--- START OF WORKING DATA ---

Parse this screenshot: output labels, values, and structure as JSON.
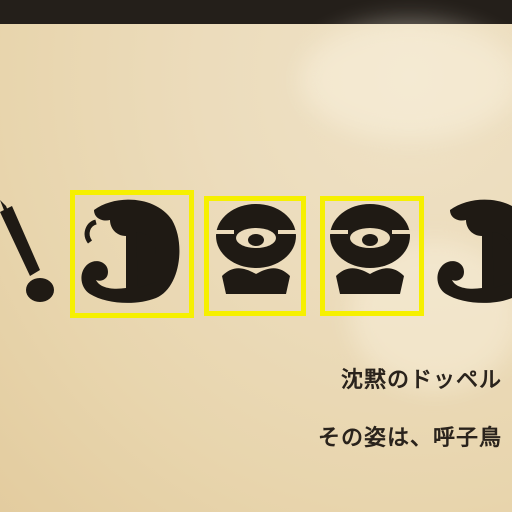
{
  "puzzle": {
    "glyphs": [
      {
        "id": "scepter",
        "icon": "scepter-glyph-icon",
        "selected": false
      },
      {
        "id": "curl-left",
        "icon": "curl-glyph-icon",
        "selected": true
      },
      {
        "id": "face-1",
        "icon": "face-glyph-icon",
        "selected": true
      },
      {
        "id": "face-2",
        "icon": "face-glyph-icon",
        "selected": true
      },
      {
        "id": "curl-right",
        "icon": "curl-glyph-icon",
        "selected": false
      }
    ],
    "highlight_color": "#f6f000",
    "ink_color": "#1f1a14"
  },
  "caption": {
    "line1": "沈黙のドッペル",
    "line2": "その姿は、呼子鳥"
  }
}
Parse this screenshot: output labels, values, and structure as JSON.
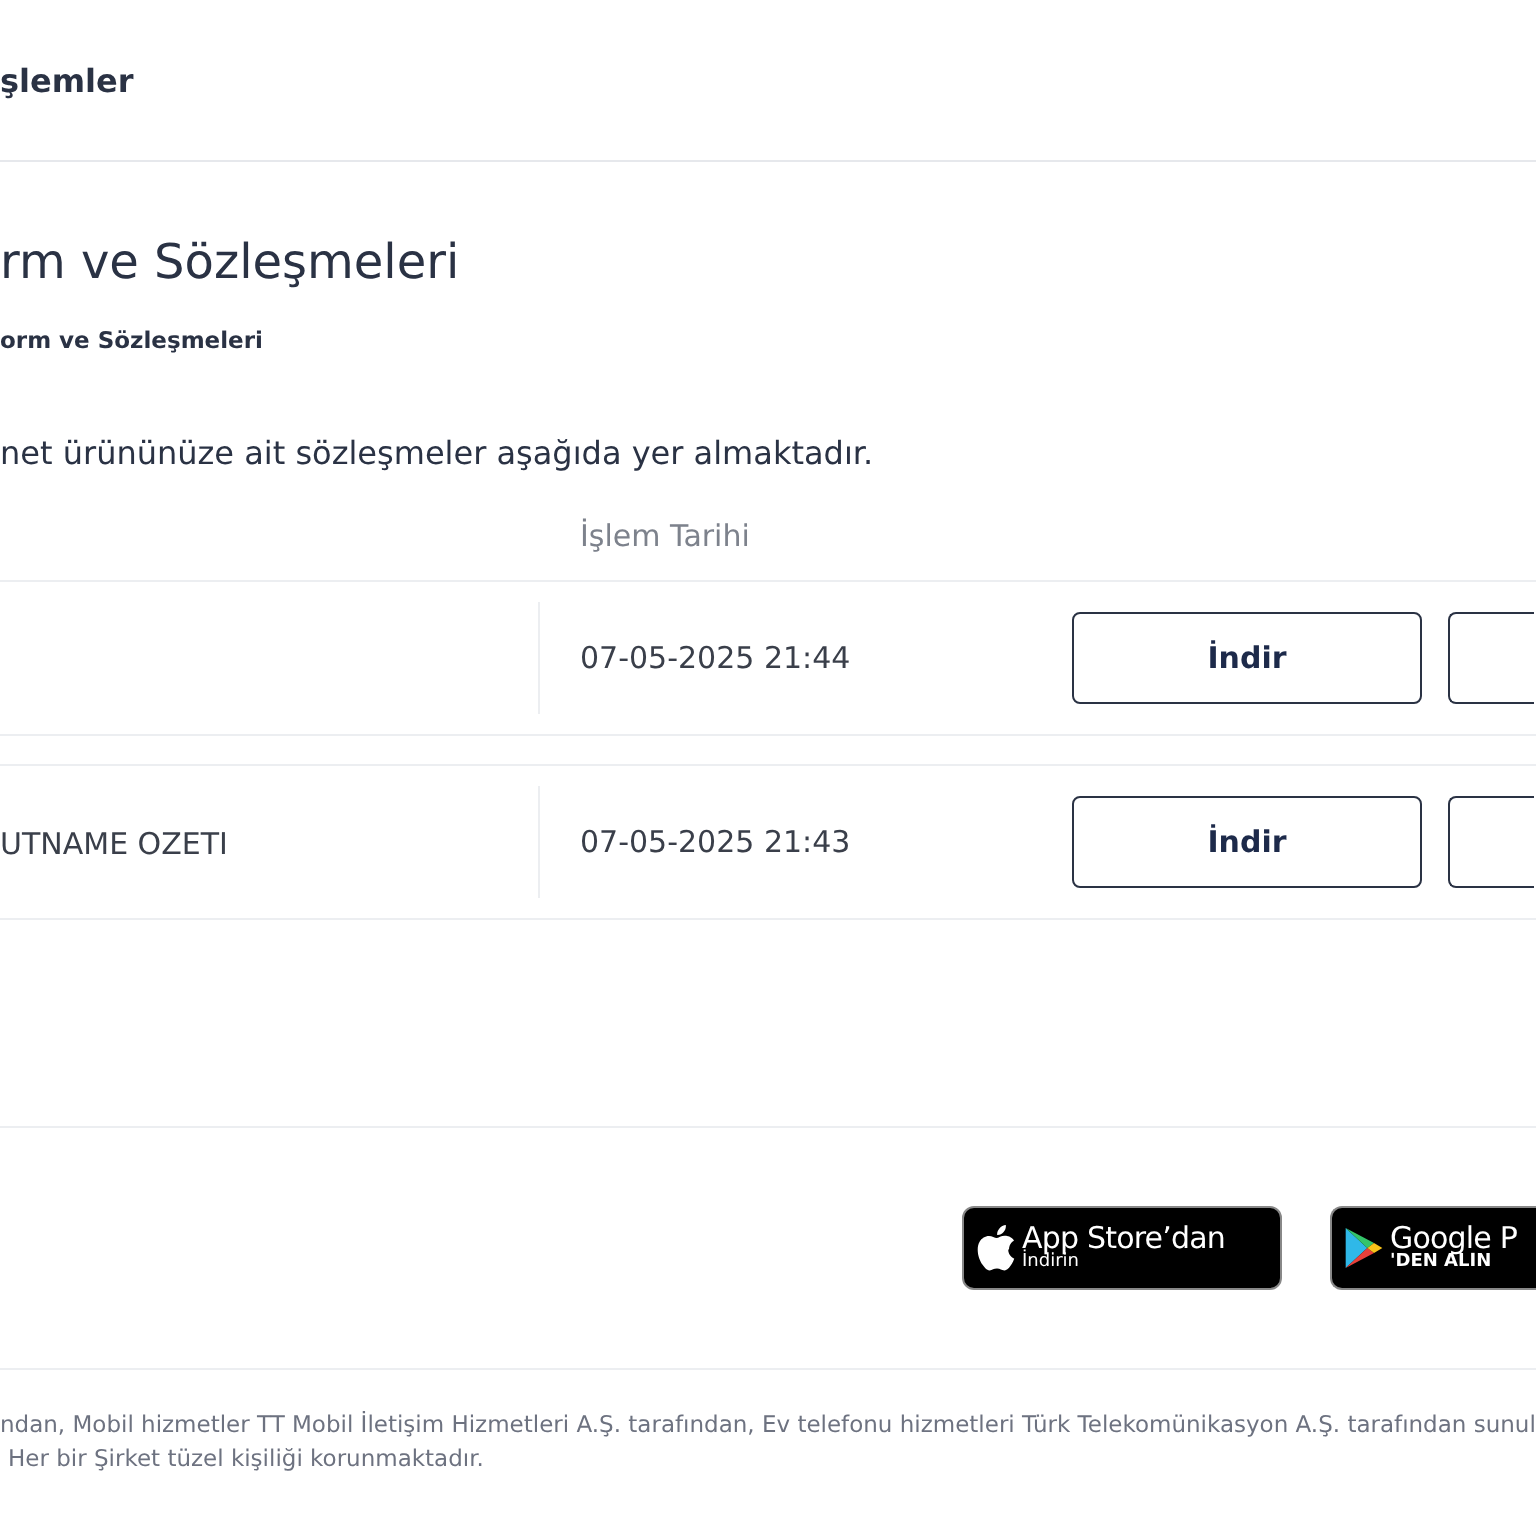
{
  "header": {
    "title": "şlemler"
  },
  "page": {
    "title": "rm ve Sözleşmeleri",
    "breadcrumb": "orm ve Sözleşmeleri",
    "description": "net ürününüze ait sözleşmeler aşağıda yer almaktadır."
  },
  "table": {
    "columns": [
      "İşlem Tarihi"
    ],
    "rows": [
      {
        "name": "",
        "date": "07-05-2025 21:44",
        "action": "İndir"
      },
      {
        "name": "UTNAME OZETI",
        "date": "07-05-2025 21:43",
        "action": "İndir"
      }
    ]
  },
  "app_badges": [
    {
      "kind": "apple",
      "title": "App Store’dan",
      "subtitle": "İndirin"
    },
    {
      "kind": "google",
      "title": "Google P",
      "subtitle": "'DEN ALIN"
    }
  ],
  "footer": {
    "lines": [
      "ndan, Mobil hizmetler TT Mobil İletişim Hizmetleri A.Ş. tarafından, Ev telefonu hizmetleri Türk Telekomünikasyon A.Ş. tarafından sunul",
      "Her bir Şirket tüzel kişiliği korunmaktadır."
    ]
  }
}
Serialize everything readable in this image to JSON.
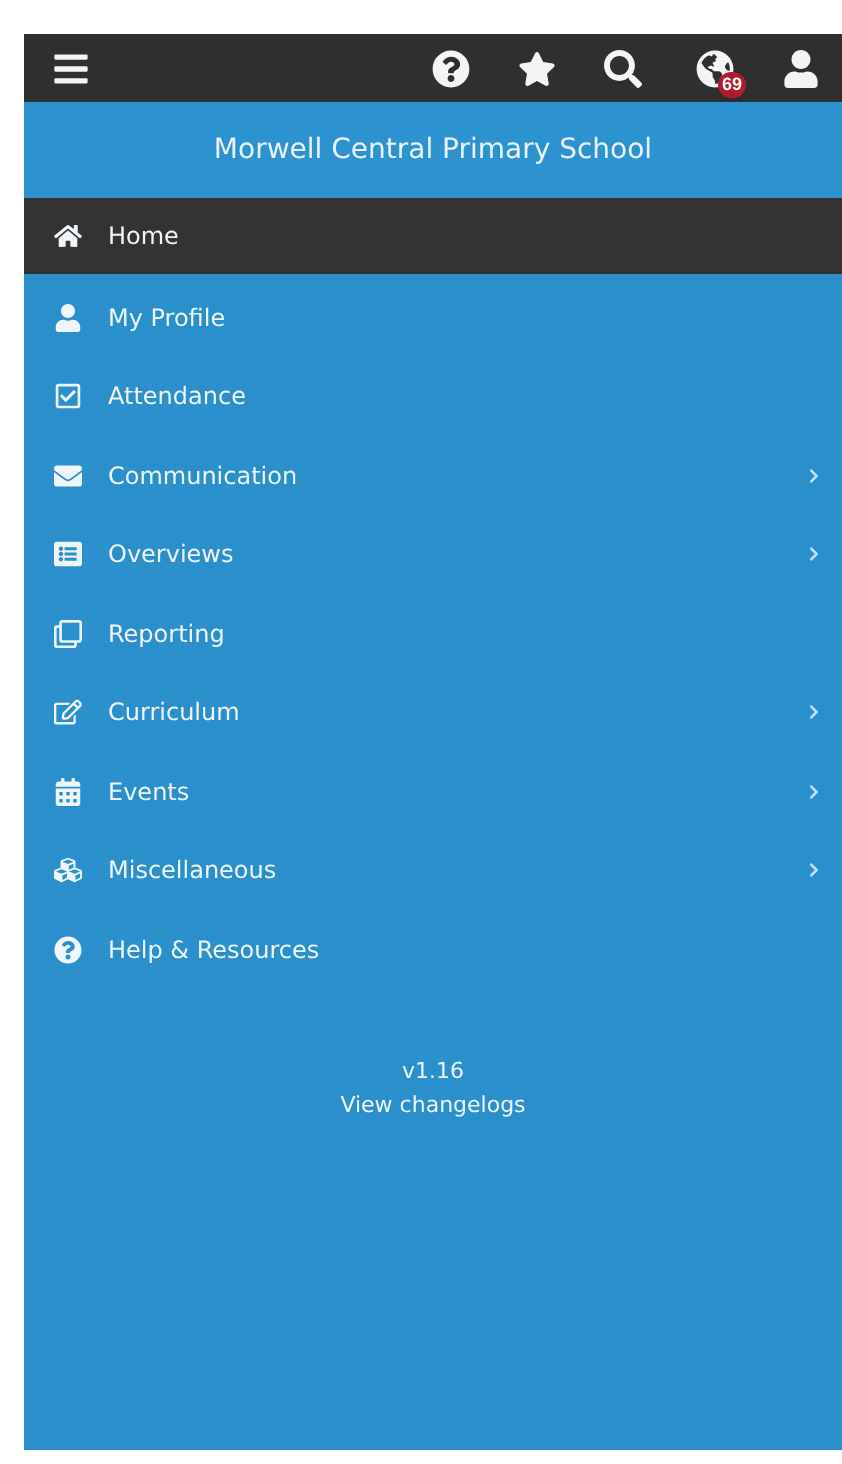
{
  "header": {
    "notification_badge": "69"
  },
  "school_name": "Morwell Central Primary School",
  "menu": [
    {
      "label": "Home",
      "selected": true,
      "has_submenu": false
    },
    {
      "label": "My Profile",
      "selected": false,
      "has_submenu": false
    },
    {
      "label": "Attendance",
      "selected": false,
      "has_submenu": false
    },
    {
      "label": "Communication",
      "selected": false,
      "has_submenu": true
    },
    {
      "label": "Overviews",
      "selected": false,
      "has_submenu": true
    },
    {
      "label": "Reporting",
      "selected": false,
      "has_submenu": false
    },
    {
      "label": "Curriculum",
      "selected": false,
      "has_submenu": true
    },
    {
      "label": "Events",
      "selected": false,
      "has_submenu": true
    },
    {
      "label": "Miscellaneous",
      "selected": false,
      "has_submenu": true
    },
    {
      "label": "Help & Resources",
      "selected": false,
      "has_submenu": false
    }
  ],
  "footer": {
    "version": "v1.16",
    "changelog_link": "View changelogs"
  }
}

--- END OF WORKING DATA ---

### TASK DIRECTIONS
Copy out all lines that carry the word "subtitle".

### SOLUTION TO THIS EXERCISE
      "subtitle": "İndirin"
      "subtitle": "'DEN ALIN"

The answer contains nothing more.